» **Goal of the exercise**
Scan the data beneath this task and copy each line that includes "page".

» **Stored records**

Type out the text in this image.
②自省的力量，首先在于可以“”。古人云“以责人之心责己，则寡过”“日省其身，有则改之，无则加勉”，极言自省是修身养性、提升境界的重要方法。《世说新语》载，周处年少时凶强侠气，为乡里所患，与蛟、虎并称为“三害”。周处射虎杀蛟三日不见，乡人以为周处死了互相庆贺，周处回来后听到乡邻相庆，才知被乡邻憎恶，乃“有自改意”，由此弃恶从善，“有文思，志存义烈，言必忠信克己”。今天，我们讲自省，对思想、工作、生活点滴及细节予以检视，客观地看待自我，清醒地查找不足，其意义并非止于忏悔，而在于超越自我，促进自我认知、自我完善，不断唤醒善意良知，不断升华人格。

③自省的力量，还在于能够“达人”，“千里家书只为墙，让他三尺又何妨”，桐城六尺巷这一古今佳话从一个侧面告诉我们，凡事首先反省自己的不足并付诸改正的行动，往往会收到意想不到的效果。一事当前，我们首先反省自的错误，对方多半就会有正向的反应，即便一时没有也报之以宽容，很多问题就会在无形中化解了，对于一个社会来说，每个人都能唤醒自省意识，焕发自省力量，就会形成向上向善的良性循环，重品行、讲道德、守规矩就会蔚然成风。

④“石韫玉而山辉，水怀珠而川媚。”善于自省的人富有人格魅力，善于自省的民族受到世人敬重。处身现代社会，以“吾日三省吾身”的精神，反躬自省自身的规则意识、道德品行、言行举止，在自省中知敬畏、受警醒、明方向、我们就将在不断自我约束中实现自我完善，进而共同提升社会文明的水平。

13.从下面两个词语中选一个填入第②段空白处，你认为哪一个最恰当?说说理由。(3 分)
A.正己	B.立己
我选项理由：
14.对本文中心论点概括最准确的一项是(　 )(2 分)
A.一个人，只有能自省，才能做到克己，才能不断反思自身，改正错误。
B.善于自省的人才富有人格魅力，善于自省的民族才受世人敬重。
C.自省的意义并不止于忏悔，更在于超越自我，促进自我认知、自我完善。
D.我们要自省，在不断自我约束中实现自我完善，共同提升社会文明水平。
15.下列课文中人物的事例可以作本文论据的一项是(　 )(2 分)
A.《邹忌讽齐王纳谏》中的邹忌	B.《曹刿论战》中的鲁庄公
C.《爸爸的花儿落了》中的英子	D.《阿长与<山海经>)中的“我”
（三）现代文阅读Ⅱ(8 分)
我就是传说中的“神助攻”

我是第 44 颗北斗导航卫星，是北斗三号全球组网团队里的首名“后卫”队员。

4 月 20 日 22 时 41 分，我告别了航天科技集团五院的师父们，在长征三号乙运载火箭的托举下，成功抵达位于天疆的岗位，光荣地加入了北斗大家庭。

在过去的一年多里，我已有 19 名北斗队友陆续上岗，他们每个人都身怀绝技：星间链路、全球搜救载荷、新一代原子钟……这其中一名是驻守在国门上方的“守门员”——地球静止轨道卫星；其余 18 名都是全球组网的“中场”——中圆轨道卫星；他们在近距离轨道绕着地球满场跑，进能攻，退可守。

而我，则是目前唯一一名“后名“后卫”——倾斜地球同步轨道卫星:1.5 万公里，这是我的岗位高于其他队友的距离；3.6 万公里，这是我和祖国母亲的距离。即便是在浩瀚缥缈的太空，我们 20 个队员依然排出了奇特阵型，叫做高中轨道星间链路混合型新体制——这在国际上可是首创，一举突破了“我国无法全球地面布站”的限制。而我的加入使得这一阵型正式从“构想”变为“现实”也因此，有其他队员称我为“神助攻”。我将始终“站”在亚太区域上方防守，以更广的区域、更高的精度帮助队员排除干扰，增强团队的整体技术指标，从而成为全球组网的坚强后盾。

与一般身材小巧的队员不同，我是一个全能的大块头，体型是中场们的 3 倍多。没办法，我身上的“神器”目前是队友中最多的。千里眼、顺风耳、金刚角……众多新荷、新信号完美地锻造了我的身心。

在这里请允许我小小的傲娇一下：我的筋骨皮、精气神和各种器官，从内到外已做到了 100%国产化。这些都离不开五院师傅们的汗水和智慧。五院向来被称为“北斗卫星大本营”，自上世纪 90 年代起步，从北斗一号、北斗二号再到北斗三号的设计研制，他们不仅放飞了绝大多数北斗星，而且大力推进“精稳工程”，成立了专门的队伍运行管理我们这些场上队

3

==

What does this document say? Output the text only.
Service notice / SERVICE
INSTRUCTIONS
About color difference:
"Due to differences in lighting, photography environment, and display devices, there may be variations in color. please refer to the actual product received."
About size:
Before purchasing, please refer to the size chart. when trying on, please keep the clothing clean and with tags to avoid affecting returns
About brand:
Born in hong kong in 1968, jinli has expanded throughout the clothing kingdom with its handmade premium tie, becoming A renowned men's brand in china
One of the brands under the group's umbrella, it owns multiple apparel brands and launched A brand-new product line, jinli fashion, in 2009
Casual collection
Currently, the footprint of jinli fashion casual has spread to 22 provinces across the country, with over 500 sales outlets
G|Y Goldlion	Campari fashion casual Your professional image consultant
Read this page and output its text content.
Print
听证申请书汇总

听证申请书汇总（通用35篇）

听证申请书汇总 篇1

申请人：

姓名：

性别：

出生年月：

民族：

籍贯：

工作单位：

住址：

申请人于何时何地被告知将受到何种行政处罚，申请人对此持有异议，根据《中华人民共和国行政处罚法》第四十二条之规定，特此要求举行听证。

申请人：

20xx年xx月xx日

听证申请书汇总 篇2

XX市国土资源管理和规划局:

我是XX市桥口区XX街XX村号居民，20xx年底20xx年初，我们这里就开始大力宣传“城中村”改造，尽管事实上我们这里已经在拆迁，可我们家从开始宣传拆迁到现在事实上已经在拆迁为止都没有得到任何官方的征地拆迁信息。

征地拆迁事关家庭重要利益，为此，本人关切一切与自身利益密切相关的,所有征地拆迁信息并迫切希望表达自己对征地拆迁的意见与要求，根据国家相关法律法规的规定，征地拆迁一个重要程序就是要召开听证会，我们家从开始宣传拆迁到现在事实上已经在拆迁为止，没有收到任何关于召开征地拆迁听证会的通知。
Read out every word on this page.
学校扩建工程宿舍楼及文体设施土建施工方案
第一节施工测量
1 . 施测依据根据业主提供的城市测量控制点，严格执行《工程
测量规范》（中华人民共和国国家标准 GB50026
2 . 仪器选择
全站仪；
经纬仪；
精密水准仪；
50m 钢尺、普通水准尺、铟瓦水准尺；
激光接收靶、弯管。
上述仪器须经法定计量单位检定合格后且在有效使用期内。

» **Answer to this task**
Read this page and output its text content.
Read out every word on this page.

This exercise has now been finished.